== PROBLEM TO WORK ON ==
Quote the whole listing exactly. Leave the pictures out of your copy.
—————
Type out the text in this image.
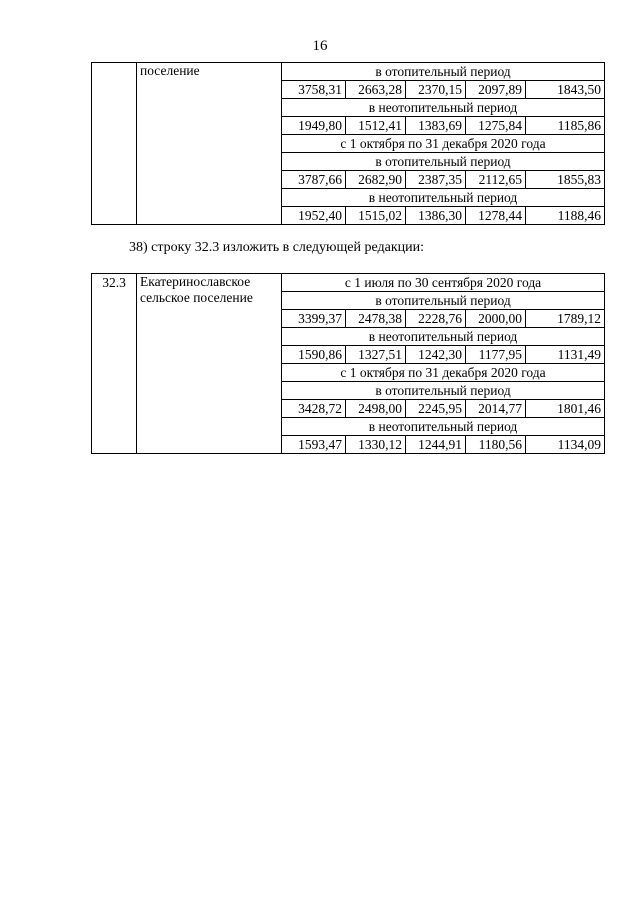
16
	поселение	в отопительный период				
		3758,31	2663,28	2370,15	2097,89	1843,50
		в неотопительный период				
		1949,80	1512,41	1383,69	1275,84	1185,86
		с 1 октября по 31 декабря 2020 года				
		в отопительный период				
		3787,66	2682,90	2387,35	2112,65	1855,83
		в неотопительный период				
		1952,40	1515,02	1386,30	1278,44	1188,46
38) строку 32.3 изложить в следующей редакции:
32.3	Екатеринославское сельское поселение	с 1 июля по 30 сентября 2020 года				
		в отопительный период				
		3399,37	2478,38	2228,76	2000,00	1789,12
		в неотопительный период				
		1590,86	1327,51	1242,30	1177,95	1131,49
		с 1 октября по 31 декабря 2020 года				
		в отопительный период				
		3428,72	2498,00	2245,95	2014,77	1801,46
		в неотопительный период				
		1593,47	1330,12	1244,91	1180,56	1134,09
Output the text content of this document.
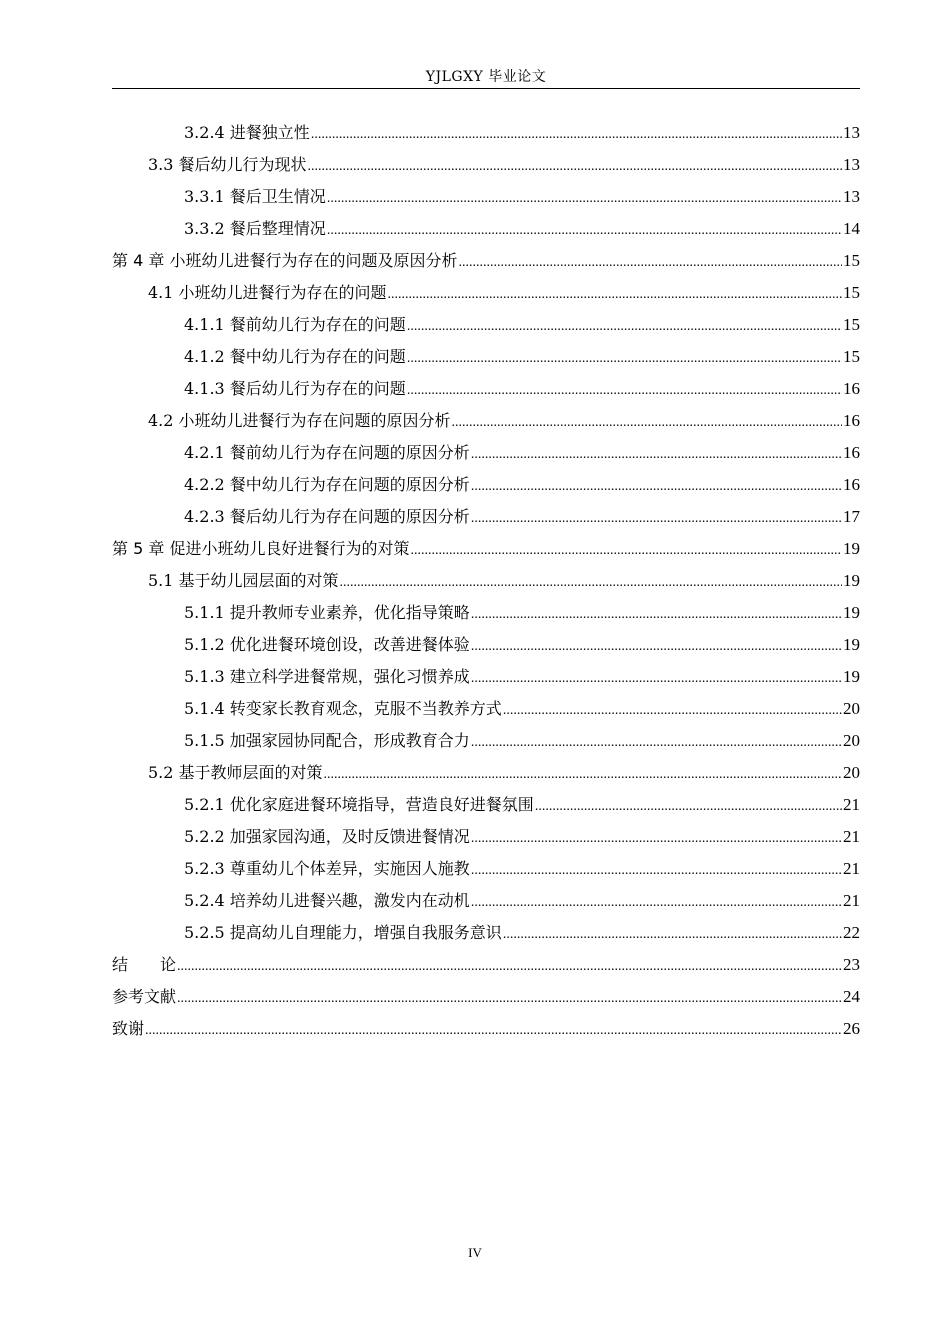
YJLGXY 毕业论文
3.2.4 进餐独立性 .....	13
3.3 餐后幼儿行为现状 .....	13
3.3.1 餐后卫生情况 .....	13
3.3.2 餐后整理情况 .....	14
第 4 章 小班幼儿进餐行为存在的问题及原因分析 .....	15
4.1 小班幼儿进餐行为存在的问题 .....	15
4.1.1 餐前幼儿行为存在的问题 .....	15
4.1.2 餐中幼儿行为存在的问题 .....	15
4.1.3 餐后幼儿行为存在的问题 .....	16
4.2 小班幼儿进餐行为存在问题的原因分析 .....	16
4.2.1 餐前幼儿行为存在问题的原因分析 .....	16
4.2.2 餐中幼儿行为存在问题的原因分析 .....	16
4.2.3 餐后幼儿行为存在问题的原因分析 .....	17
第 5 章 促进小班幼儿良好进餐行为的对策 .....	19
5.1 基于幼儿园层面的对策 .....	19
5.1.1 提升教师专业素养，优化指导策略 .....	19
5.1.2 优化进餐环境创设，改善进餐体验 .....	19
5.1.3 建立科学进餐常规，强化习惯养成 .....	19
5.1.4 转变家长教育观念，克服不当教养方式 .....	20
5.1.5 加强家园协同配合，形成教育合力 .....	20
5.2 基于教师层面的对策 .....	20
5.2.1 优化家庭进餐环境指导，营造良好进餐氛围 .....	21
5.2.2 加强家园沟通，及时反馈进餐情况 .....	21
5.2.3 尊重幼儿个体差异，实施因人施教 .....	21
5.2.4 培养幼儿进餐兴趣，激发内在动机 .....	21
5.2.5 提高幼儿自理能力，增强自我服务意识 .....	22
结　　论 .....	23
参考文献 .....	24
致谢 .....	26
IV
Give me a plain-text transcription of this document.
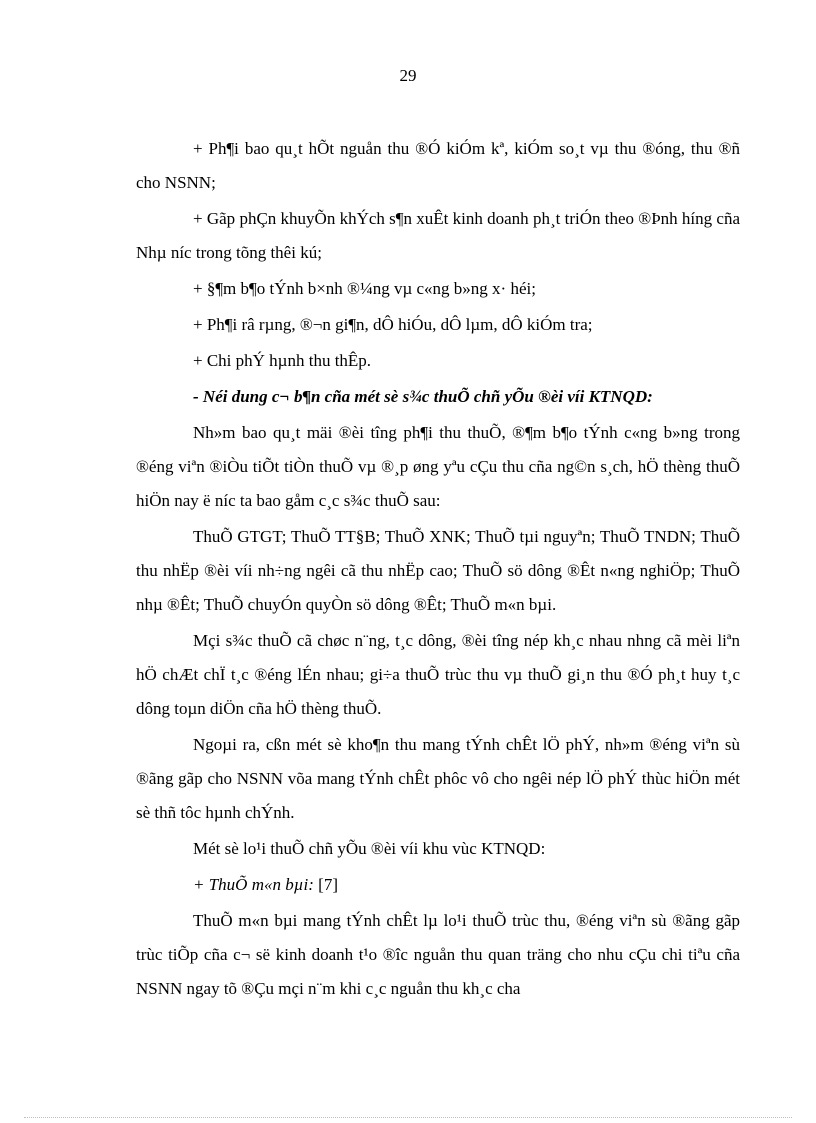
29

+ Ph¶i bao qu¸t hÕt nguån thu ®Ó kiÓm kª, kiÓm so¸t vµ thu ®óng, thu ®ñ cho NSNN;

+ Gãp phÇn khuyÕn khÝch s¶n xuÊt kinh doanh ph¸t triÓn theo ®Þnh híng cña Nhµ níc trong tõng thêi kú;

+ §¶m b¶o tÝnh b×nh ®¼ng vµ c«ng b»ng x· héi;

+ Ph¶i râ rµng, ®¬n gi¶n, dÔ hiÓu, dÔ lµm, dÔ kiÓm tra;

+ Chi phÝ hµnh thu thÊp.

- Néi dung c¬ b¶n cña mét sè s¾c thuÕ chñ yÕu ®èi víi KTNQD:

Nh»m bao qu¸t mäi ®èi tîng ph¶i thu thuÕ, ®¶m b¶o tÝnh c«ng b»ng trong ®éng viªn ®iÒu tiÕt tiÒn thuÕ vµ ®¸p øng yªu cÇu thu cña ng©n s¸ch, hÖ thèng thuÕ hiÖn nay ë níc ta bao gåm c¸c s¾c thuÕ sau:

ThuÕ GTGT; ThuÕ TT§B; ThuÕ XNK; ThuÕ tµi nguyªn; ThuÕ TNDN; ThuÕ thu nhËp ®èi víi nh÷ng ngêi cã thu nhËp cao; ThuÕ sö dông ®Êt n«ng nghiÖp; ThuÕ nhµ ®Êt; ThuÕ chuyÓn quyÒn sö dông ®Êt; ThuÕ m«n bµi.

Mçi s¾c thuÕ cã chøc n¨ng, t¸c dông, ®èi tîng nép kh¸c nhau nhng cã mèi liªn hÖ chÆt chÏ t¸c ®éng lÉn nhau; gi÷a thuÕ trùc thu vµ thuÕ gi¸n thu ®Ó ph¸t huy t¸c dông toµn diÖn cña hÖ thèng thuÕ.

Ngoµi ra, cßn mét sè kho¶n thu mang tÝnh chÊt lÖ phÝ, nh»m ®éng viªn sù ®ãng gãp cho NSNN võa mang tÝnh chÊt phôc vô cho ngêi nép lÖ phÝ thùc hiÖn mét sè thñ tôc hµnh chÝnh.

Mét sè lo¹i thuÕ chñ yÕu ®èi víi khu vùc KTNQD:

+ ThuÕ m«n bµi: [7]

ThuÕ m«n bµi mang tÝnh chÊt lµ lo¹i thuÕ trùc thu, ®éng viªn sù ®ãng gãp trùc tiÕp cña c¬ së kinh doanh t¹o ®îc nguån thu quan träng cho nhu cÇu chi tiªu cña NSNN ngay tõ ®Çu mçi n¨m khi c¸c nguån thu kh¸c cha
—————
== TASK OUTPUT ==
Type out the text in this image.
16
	поселение	в отопительный период				
		3758,31	2663,28	2370,15	2097,89	1843,50
		в неотопительный период				
		1949,80	1512,41	1383,69	1275,84	1185,86
		с 1 октября по 31 декабря 2020 года				
		в отопительный период				
		3787,66	2682,90	2387,35	2112,65	1855,83
		в неотопительный период				
		1952,40	1515,02	1386,30	1278,44	1188,46
38) строку 32.3 изложить в следующей редакции:
32.3	Екатеринославское сельское поселение	с 1 июля по 30 сентября 2020 года				
		в отопительный период				
		3399,37	2478,38	2228,76	2000,00	1789,12
		в неотопительный период				
		1590,86	1327,51	1242,30	1177,95	1131,49
		с 1 октября по 31 декабря 2020 года				
		в отопительный период				
		3428,72	2498,00	2245,95	2014,77	1801,46
		в неотопительный период				
		1593,47	1330,12	1244,91	1180,56	1134,09
Output the text content of this document.
YJLGXY 毕业论文
3.2.4 进餐独立性 .....	13
3.3 餐后幼儿行为现状 .....	13
3.3.1 餐后卫生情况 .....	13
3.3.2 餐后整理情况 .....	14
第 4 章 小班幼儿进餐行为存在的问题及原因分析 .....	15
4.1 小班幼儿进餐行为存在的问题 .....	15
4.1.1 餐前幼儿行为存在的问题 .....	15
4.1.2 餐中幼儿行为存在的问题 .....	15
4.1.3 餐后幼儿行为存在的问题 .....	16
4.2 小班幼儿进餐行为存在问题的原因分析 .....	16
4.2.1 餐前幼儿行为存在问题的原因分析 .....	16
4.2.2 餐中幼儿行为存在问题的原因分析 .....	16
4.2.3 餐后幼儿行为存在问题的原因分析 .....	17
第 5 章 促进小班幼儿良好进餐行为的对策 .....	19
5.1 基于幼儿园层面的对策 .....	19
5.1.1 提升教师专业素养，优化指导策略 .....	19
5.1.2 优化进餐环境创设，改善进餐体验 .....	19
5.1.3 建立科学进餐常规，强化习惯养成 .....	19
5.1.4 转变家长教育观念，克服不当教养方式 .....	20
5.1.5 加强家园协同配合，形成教育合力 .....	20
5.2 基于教师层面的对策 .....	20
5.2.1 优化家庭进餐环境指导，营造良好进餐氛围 .....	21
5.2.2 加强家园沟通，及时反馈进餐情况 .....	21
5.2.3 尊重幼儿个体差异，实施因人施教 .....	21
5.2.4 培养幼儿进餐兴趣，激发内在动机 .....	21
5.2.5 提高幼儿自理能力，增强自我服务意识 .....	22
结　　论 .....	23
参考文献 .....	24
致谢 .....	26
IV
Give me a plain-text transcription of this document.
29

+ Ph¶i bao qu¸t hÕt nguån thu ®Ó kiÓm kª, kiÓm so¸t vµ thu ®óng, thu ®ñ cho NSNN;

+ Gãp phÇn khuyÕn khÝch s¶n xuÊt kinh doanh ph¸t triÓn theo ®Þnh híng cña Nhµ níc trong tõng thêi kú;

+ §¶m b¶o tÝnh b×nh ®¼ng vµ c«ng b»ng x· héi;

+ Ph¶i râ rµng, ®¬n gi¶n, dÔ hiÓu, dÔ lµm, dÔ kiÓm tra;

+ Chi phÝ hµnh thu thÊp.

- Néi dung c¬ b¶n cña mét sè s¾c thuÕ chñ yÕu ®èi víi KTNQD:

Nh»m bao qu¸t mäi ®èi tîng ph¶i thu thuÕ, ®¶m b¶o tÝnh c«ng b»ng trong ®éng viªn ®iÒu tiÕt tiÒn thuÕ vµ ®¸p øng yªu cÇu thu cña ng©n s¸ch, hÖ thèng thuÕ hiÖn nay ë níc ta bao gåm c¸c s¾c thuÕ sau:

ThuÕ GTGT; ThuÕ TT§B; ThuÕ XNK; ThuÕ tµi nguyªn; ThuÕ TNDN; ThuÕ thu nhËp ®èi víi nh÷ng ngêi cã thu nhËp cao; ThuÕ sö dông ®Êt n«ng nghiÖp; ThuÕ nhµ ®Êt; ThuÕ chuyÓn quyÒn sö dông ®Êt; ThuÕ m«n bµi.

Mçi s¾c thuÕ cã chøc n¨ng, t¸c dông, ®èi tîng nép kh¸c nhau nhng cã mèi liªn hÖ chÆt chÏ t¸c ®éng lÉn nhau; gi÷a thuÕ trùc thu vµ thuÕ gi¸n thu ®Ó ph¸t huy t¸c dông toµn diÖn cña hÖ thèng thuÕ.

Ngoµi ra, cßn mét sè kho¶n thu mang tÝnh chÊt lÖ phÝ, nh»m ®éng viªn sù ®ãng gãp cho NSNN võa mang tÝnh chÊt phôc vô cho ngêi nép lÖ phÝ thùc hiÖn mét sè thñ tôc hµnh chÝnh.

Mét sè lo¹i thuÕ chñ yÕu ®èi víi khu vùc KTNQD:

+ ThuÕ m«n bµi: [7]

ThuÕ m«n bµi mang tÝnh chÊt lµ lo¹i thuÕ trùc thu, ®éng viªn sù ®ãng gãp trùc tiÕp cña c¬ së kinh doanh t¹o ®îc nguån thu quan träng cho nhu cÇu chi tiªu cña NSNN ngay tõ ®Çu mçi n¨m khi c¸c nguån thu kh¸c cha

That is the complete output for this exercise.